Keep only the lines where "send" appears.

- - -

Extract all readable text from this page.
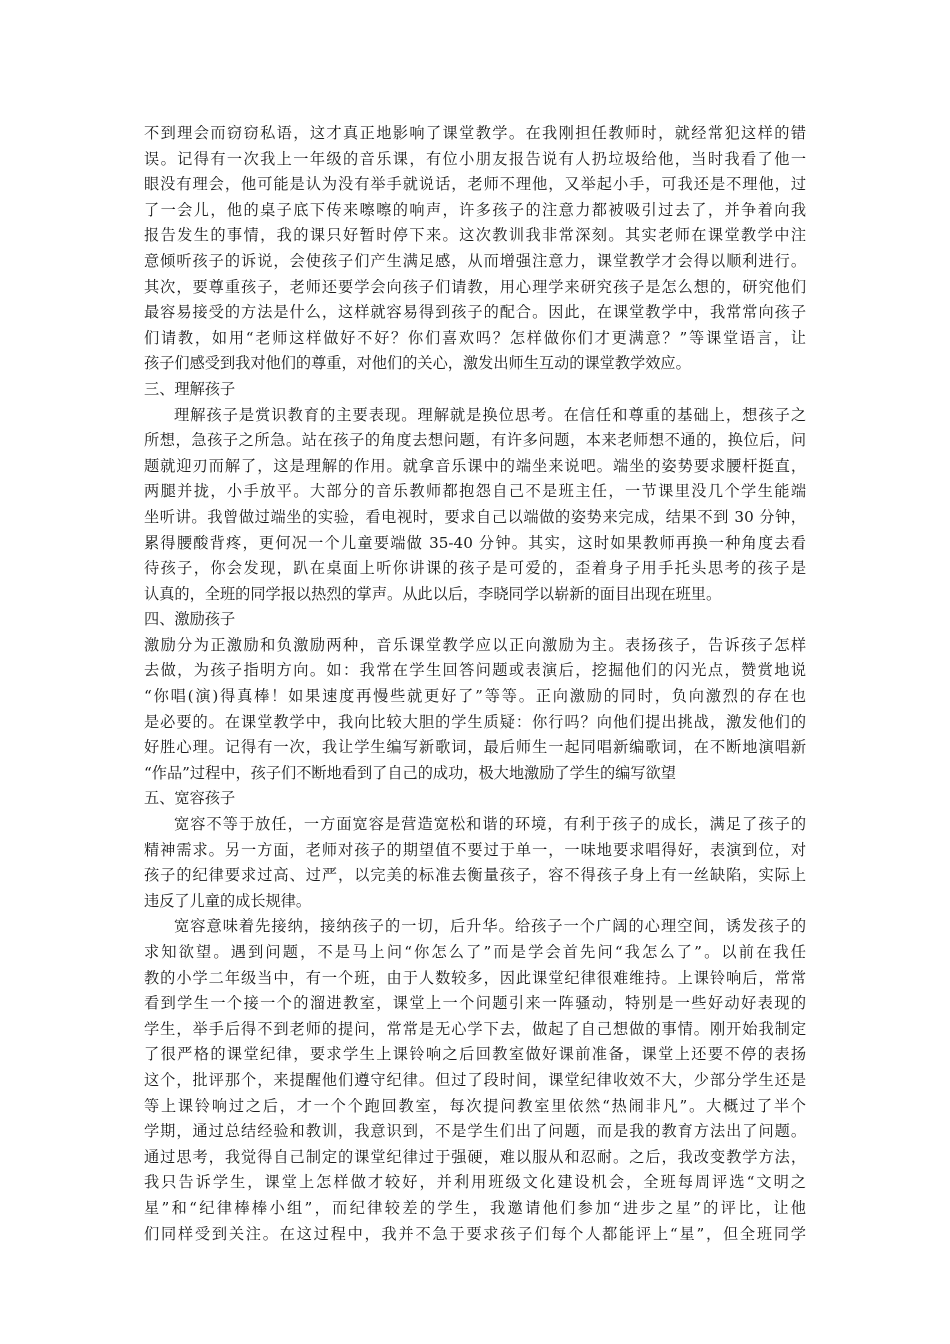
不到理会而窃窃私语，这才真正地影响了课堂教学。在我刚担任教师时，就经常犯这样的错
误。记得有一次我上一年级的音乐课，有位小朋友报告说有人扔垃圾给他，当时我看了他一
眼没有理会，他可能是认为没有举手就说话，老师不理他，又举起小手，可我还是不理他，过
了一会儿，他的桌子底下传来嚓嚓的响声，许多孩子的注意力都被吸引过去了，并争着向我
报告发生的事情，我的课只好暂时停下来。这次教训我非常深刻。其实老师在课堂教学中注
意倾听孩子的诉说，会使孩子们产生满足感，从而增强注意力，课堂教学才会得以顺利进行。
其次，要尊重孩子，老师还要学会向孩子们请教，用心理学来研究孩子是怎么想的，研究他们
最容易接受的方法是什么，这样就容易得到孩子的配合。因此，在课堂教学中，我常常向孩子
们请教，如用“老师这样做好不好？你们喜欢吗？怎样做你们才更满意？”等课堂语言，让
孩子们感受到我对他们的尊重，对他们的关心，激发出师生互动的课堂教学效应。
三、理解孩子
理解孩子是赏识教育的主要表现。理解就是换位思考。在信任和尊重的基础上，想孩子之
所想，急孩子之所急。站在孩子的角度去想问题，有许多问题，本来老师想不通的，换位后，问
题就迎刃而解了，这是理解的作用。就拿音乐课中的端坐来说吧。端坐的姿势要求腰杆挺直，
两腿并拢，小手放平。大部分的音乐教师都抱怨自己不是班主任，一节课里没几个学生能端
坐听讲。我曾做过端坐的实验，看电视时，要求自己以端做的姿势来完成，结果不到 30 分钟，
累得腰酸背疼，更何况一个儿童要端做 35-40 分钟。其实，这时如果教师再换一种角度去看
待孩子，你会发现，趴在桌面上听你讲课的孩子是可爱的，歪着身子用手托头思考的孩子是
认真的，全班的同学报以热烈的掌声。从此以后，李晓同学以崭新的面目出现在班里。
四、激励孩子
激励分为正激励和负激励两种，音乐课堂教学应以正向激励为主。表扬孩子，告诉孩子怎样
去做，为孩子指明方向。如：我常在学生回答问题或表演后，挖掘他们的闪光点，赞赏地说
“你唱(演)得真棒！如果速度再慢些就更好了”等等。正向激励的同时，负向激烈的存在也
是必要的。在课堂教学中，我向比较大胆的学生质疑：你行吗？向他们提出挑战，激发他们的
好胜心理。记得有一次，我让学生编写新歌词，最后师生一起同唱新编歌词，在不断地演唱新
“作品”过程中，孩子们不断地看到了自己的成功，极大地激励了学生的编写欲望
五、宽容孩子
宽容不等于放任，一方面宽容是营造宽松和谐的环境，有利于孩子的成长，满足了孩子的
精神需求。另一方面，老师对孩子的期望值不要过于单一，一味地要求唱得好，表演到位，对
孩子的纪律要求过高、过严，以完美的标准去衡量孩子，容不得孩子身上有一丝缺陷，实际上
违反了儿童的成长规律。
宽容意味着先接纳，接纳孩子的一切，后升华。给孩子一个广阔的心理空间，诱发孩子的
求知欲望。遇到问题，不是马上问“你怎么了”而是学会首先问“我怎么了”。以前在我任
教的小学二年级当中，有一个班，由于人数较多，因此课堂纪律很难维持。上课铃响后，常常
看到学生一个接一个的溜进教室，课堂上一个问题引来一阵骚动，特别是一些好动好表现的
学生，举手后得不到老师的提问，常常是无心学下去，做起了自己想做的事情。刚开始我制定
了很严格的课堂纪律，要求学生上课铃响之后回教室做好课前准备，课堂上还要不停的表扬
这个，批评那个，来提醒他们遵守纪律。但过了段时间，课堂纪律收效不大，少部分学生还是
等上课铃响过之后，才一个个跑回教室，每次提问教室里依然“热闹非凡”。大概过了半个
学期，通过总结经验和教训，我意识到，不是学生们出了问题，而是我的教育方法出了问题。
通过思考，我觉得自己制定的课堂纪律过于强硬，难以服从和忍耐。之后，我改变教学方法，
我只告诉学生，课堂上怎样做才较好，并利用班级文化建设机会，全班每周评选“文明之
星”和“纪律棒棒小组”，而纪律较差的学生，我邀请他们参加“进步之星”的评比，让他
们同样受到关注。在这过程中，我并不急于要求孩子们每个人都能评上“星”，但全班同学
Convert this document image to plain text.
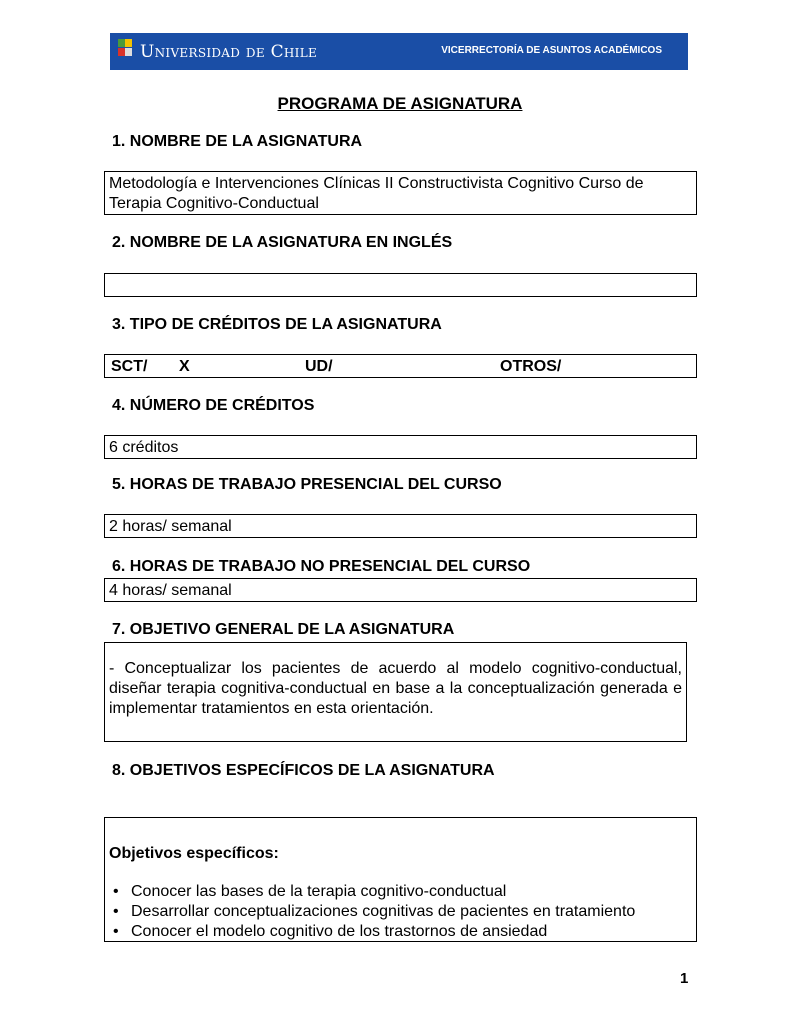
Universidad de Chile	VICERRECTORÍA DE ASUNTOS ACADÉMICOS
PROGRAMA DE ASIGNATURA
1. NOMBRE DE LA ASIGNATURA
Metodología e Intervenciones Clínicas II Constructivista Cognitivo Curso de Terapia Cognitivo-Conductual
2. NOMBRE DE LA ASIGNATURA EN INGLÉS
3. TIPO DE CRÉDITOS DE LA ASIGNATURA
SCT/ X	UD/	OTROS/
4. NÚMERO DE CRÉDITOS
6 créditos
5. HORAS DE TRABAJO PRESENCIAL DEL CURSO
2 horas/ semanal
6. HORAS DE TRABAJO NO PRESENCIAL DEL CURSO
4 horas/ semanal
7. OBJETIVO GENERAL DE LA ASIGNATURA
- Conceptualizar los pacientes de acuerdo al modelo cognitivo-conductual, diseñar terapia cognitiva-conductual en base a la conceptualización generada e implementar tratamientos en esta orientación.
8. OBJETIVOS ESPECÍFICOS DE LA ASIGNATURA
Objetivos específicos:
• Conocer las bases de la terapia cognitivo-conductual
• Desarrollar conceptualizaciones cognitivas de pacientes en tratamiento
• Conocer el modelo cognitivo de los trastornos de ansiedad
1
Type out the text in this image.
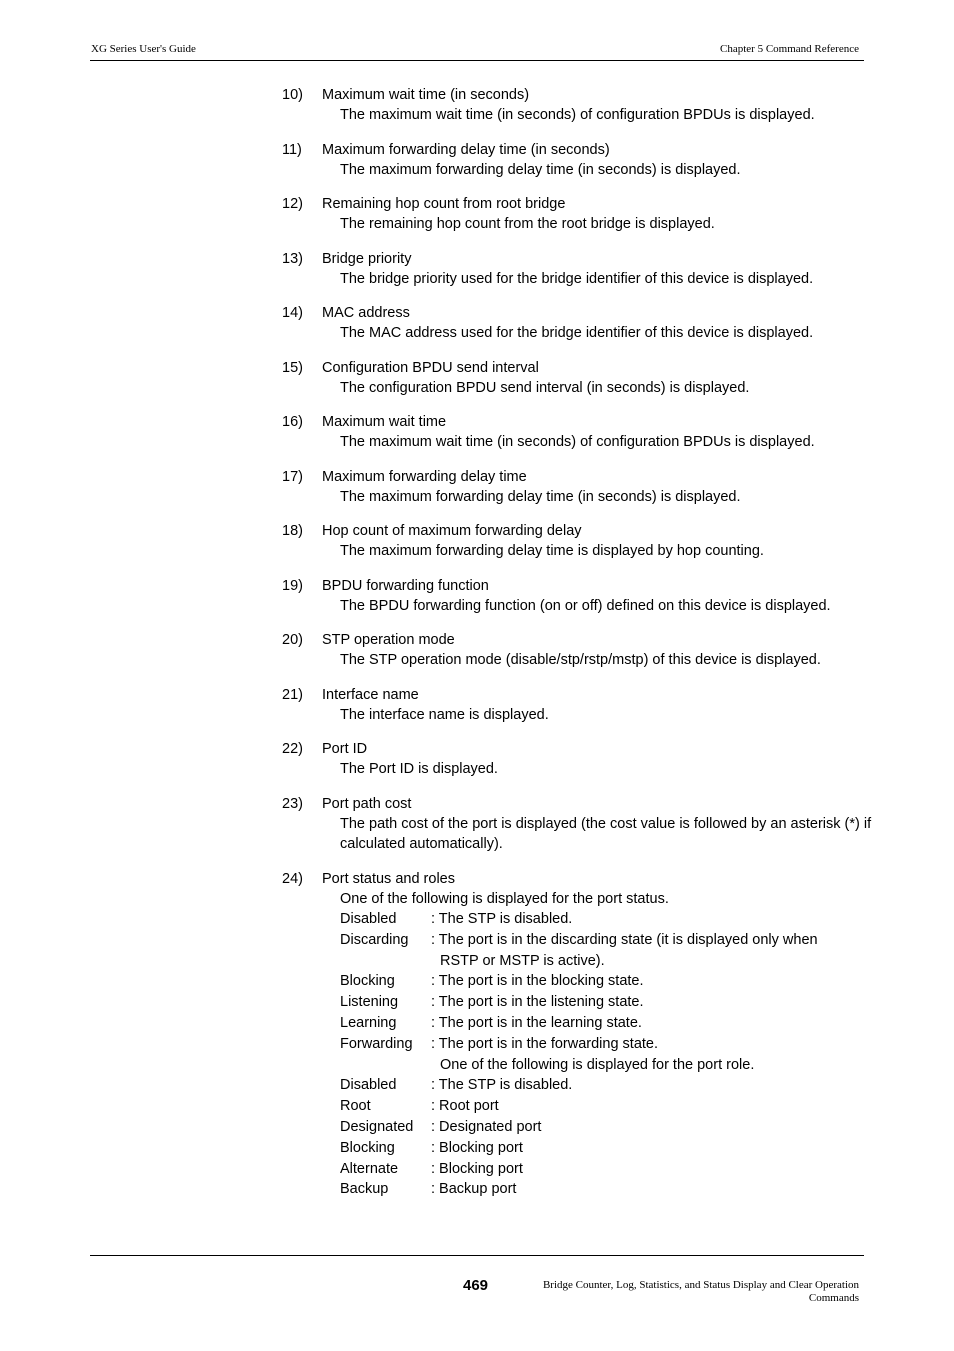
XG Series User's Guide	Chapter 5 Command Reference
10)	Maximum wait time (in seconds)
The maximum wait time (in seconds) of configuration BPDUs is displayed.
11)	Maximum forwarding delay time (in seconds)
The maximum forwarding delay time (in seconds) is displayed.
12)	Remaining hop count from root bridge
The remaining hop count from the root bridge is displayed.
13)	Bridge priority
The bridge priority used for the bridge identifier of this device is displayed.
14)	MAC address
The MAC address used for the bridge identifier of this device is displayed.
15)	Configuration BPDU send interval
The configuration BPDU send interval (in seconds) is displayed.
16)	Maximum wait time
The maximum wait time (in seconds) of configuration BPDUs is displayed.
17)	Maximum forwarding delay time
The maximum forwarding delay time (in seconds) is displayed.
18)	Hop count of maximum forwarding delay
The maximum forwarding delay time is displayed by hop counting.
19)	BPDU forwarding function
The BPDU forwarding function (on or off) defined on this device is displayed.
20)	STP operation mode
The STP operation mode (disable/stp/rstp/mstp) of this device is displayed.
21)	Interface name
The interface name is displayed.
22)	Port ID
The Port ID is displayed.
23)	Port path cost
The path cost of the port is displayed (the cost value is followed by an asterisk (*) if calculated automatically).
24)	Port status and roles
One of the following is displayed for the port status.
Disabled	: The STP is disabled.
Discarding	: The port is in the discarding state (it is displayed only when
RSTP or MSTP is active).
Blocking	: The port is in the blocking state.
Listening	: The port is in the listening state.
Learning	: The port is in the learning state.
Forwarding	: The port is in the forwarding state.
One of the following is displayed for the port role.
Disabled	: The STP is disabled.
Root	: Root port
Designated	: Designated port
Blocking	: Blocking port
Alternate	: Blocking port
Backup	: Backup port
469	Bridge Counter, Log, Statistics, and Status Display and Clear Operation
Commands
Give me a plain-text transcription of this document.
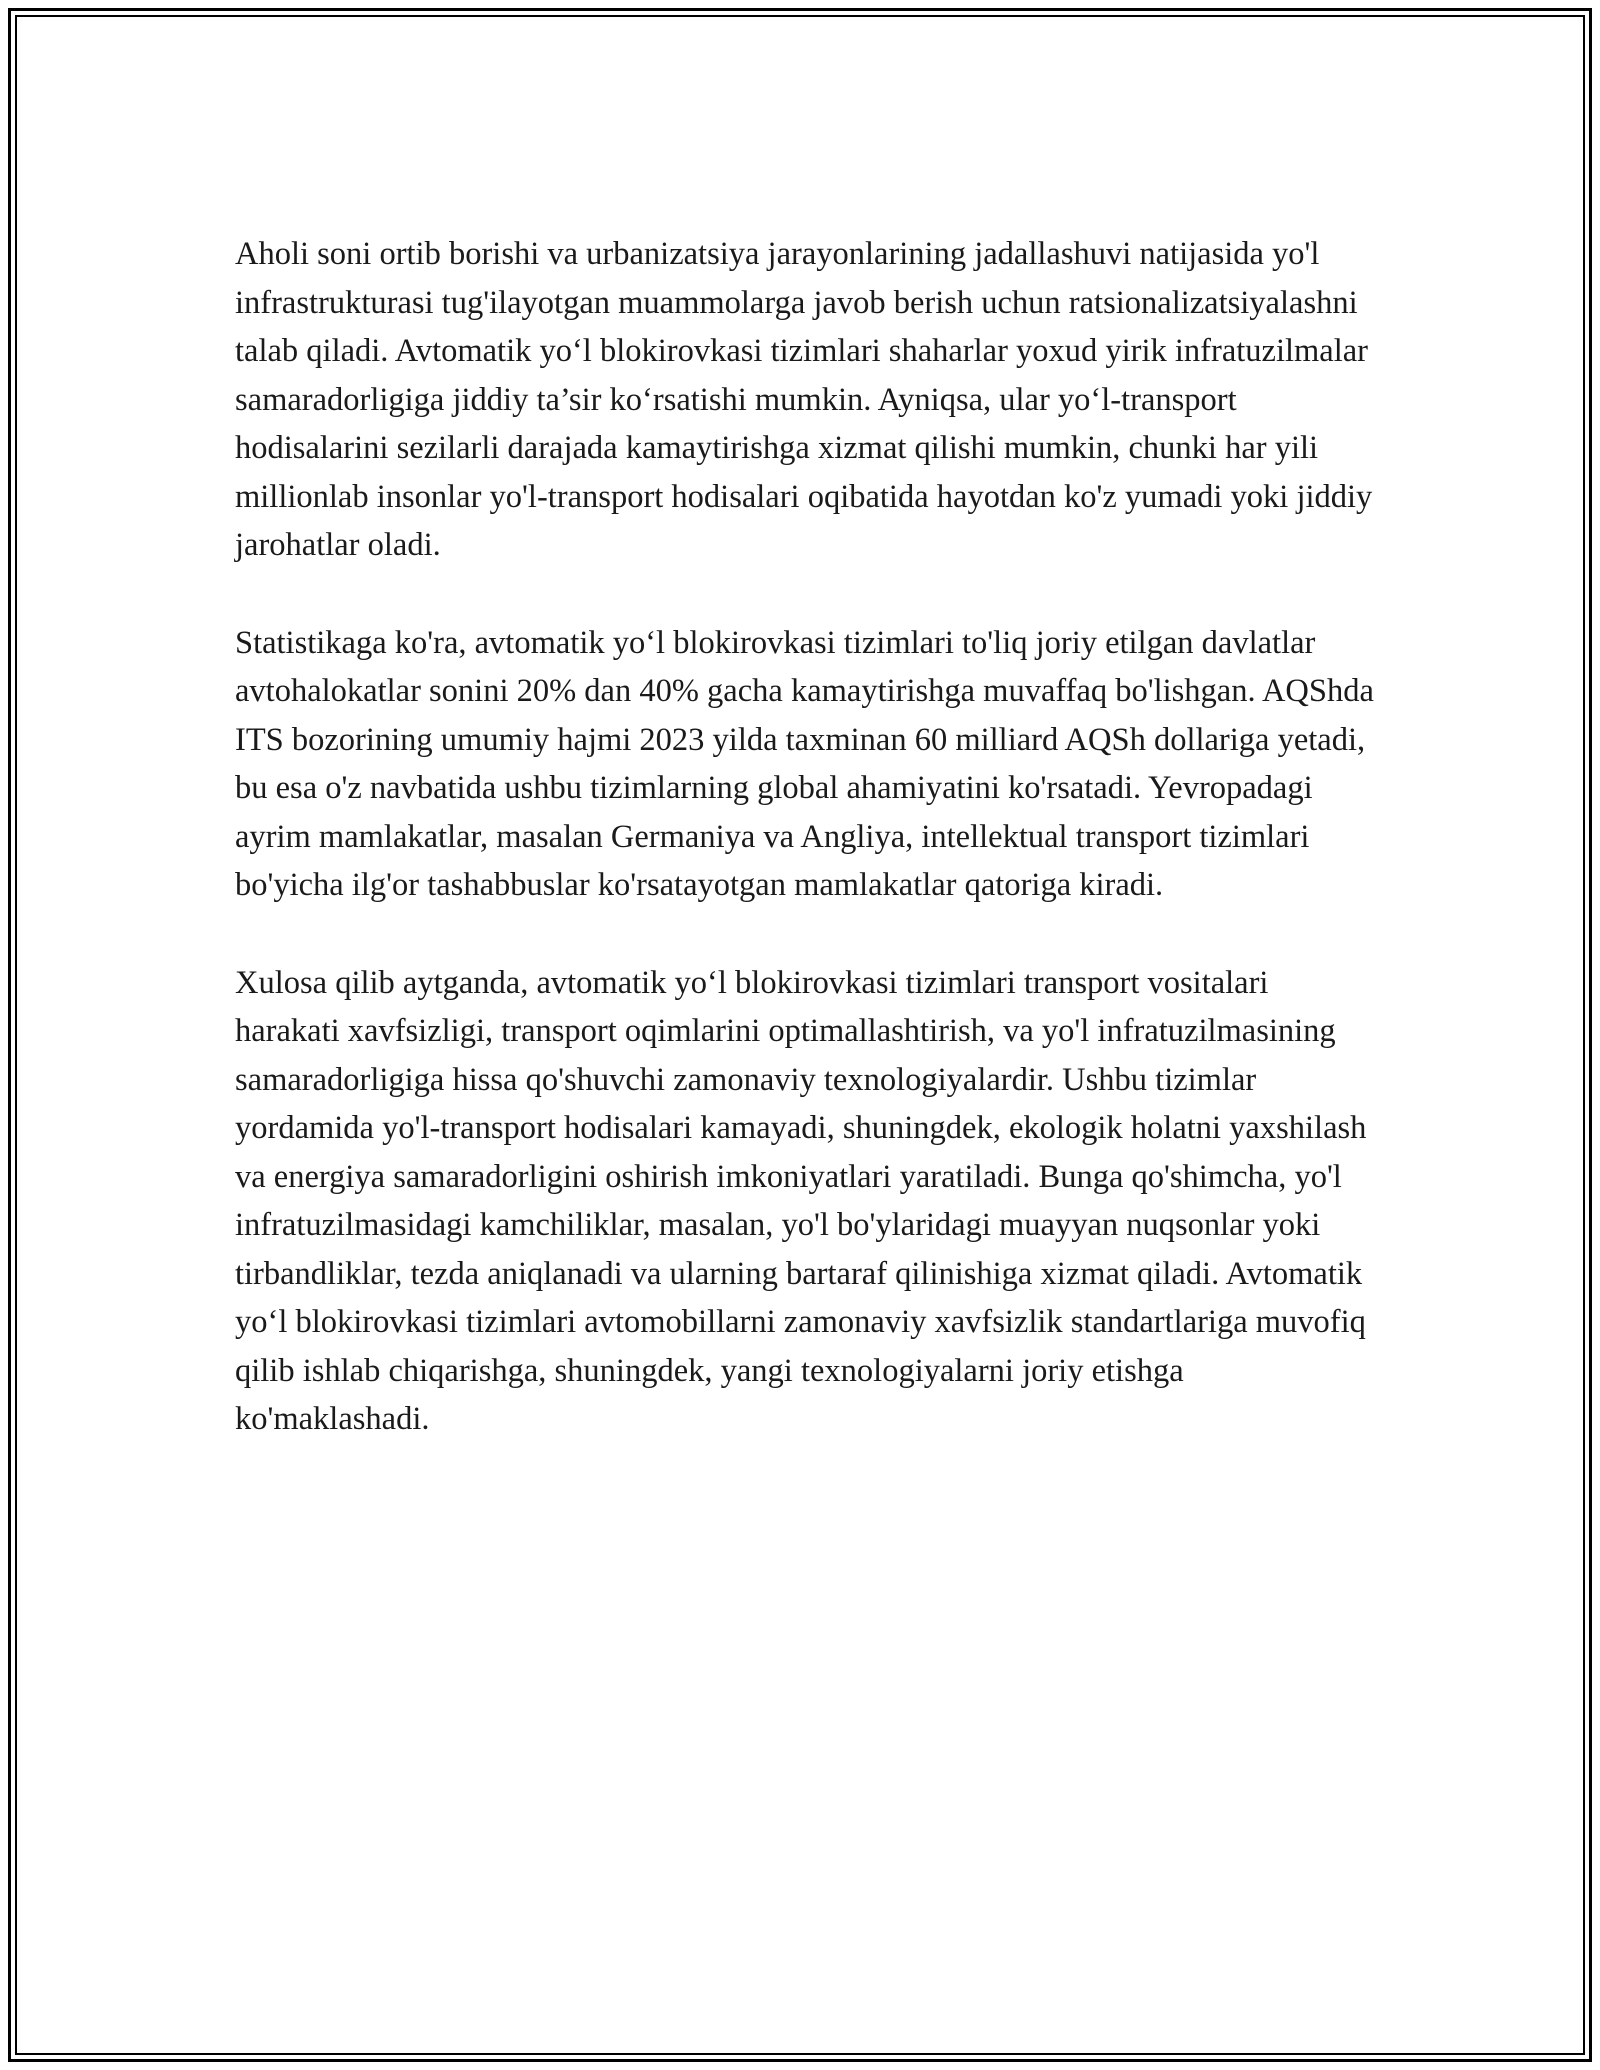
Aholi soni ortib borishi va urbanizatsiya jarayonlarining jadallashuvi natijasida yo'l infrastrukturasi tug'ilayotgan muammolarga javob berish uchun ratsionalizatsiyalashni talab qiladi. Avtomatik yo‘l blokirovkasi tizimlari shaharlar yoxud yirik infratuzilmalar samaradorligiga jiddiy ta’sir ko‘rsatishi mumkin. Ayniqsa, ular yo‘l-transport hodisalarini sezilarli darajada kamaytirishga xizmat qilishi mumkin, chunki har yili millionlab insonlar yo'l-transport hodisalari oqibatida hayotdan ko'z yumadi yoki jiddiy jarohatlar oladi.

Statistikaga ko'ra, avtomatik yo‘l blokirovkasi tizimlari to'liq joriy etilgan davlatlar avtohalokatlar sonini 20% dan 40% gacha kamaytirishga muvaffaq bo'lishgan. AQShda ITS bozorining umumiy hajmi 2023 yilda taxminan 60 milliard AQSh dollariga yetadi, bu esa o'z navbatida ushbu tizimlarning global ahamiyatini ko'rsatadi. Yevropadagi ayrim mamlakatlar, masalan Germaniya va Angliya, intellektual transport tizimlari bo'yicha ilg'or tashabbuslar ko'rsatayotgan mamlakatlar qatoriga kiradi.

Xulosa qilib aytganda, avtomatik yo‘l blokirovkasi tizimlari transport vositalari harakati xavfsizligi, transport oqimlarini optimallashtirish, va yo'l infratuzilmasining samaradorligiga hissa qo'shuvchi zamonaviy texnologiyalardir. Ushbu tizimlar yordamida yo'l-transport hodisalari kamayadi, shuningdek, ekologik holatni yaxshilash va energiya samaradorligini oshirish imkoniyatlari yaratiladi. Bunga qo'shimcha, yo'l infratuzilmasidagi kamchiliklar, masalan, yo'l bo'ylaridagi muayyan nuqsonlar yoki tirbandliklar, tezda aniqlanadi va ularning bartaraf qilinishiga xizmat qiladi. Avtomatik yo‘l blokirovkasi tizimlari avtomobillarni zamonaviy xavfsizlik standartlariga muvofiq qilib ishlab chiqarishga, shuningdek, yangi texnologiyalarni joriy etishga ko'maklashadi.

- - -

**In response:**
15)	Configuration BPDU send interval
The configuration BPDU send interval (in seconds) is displayed.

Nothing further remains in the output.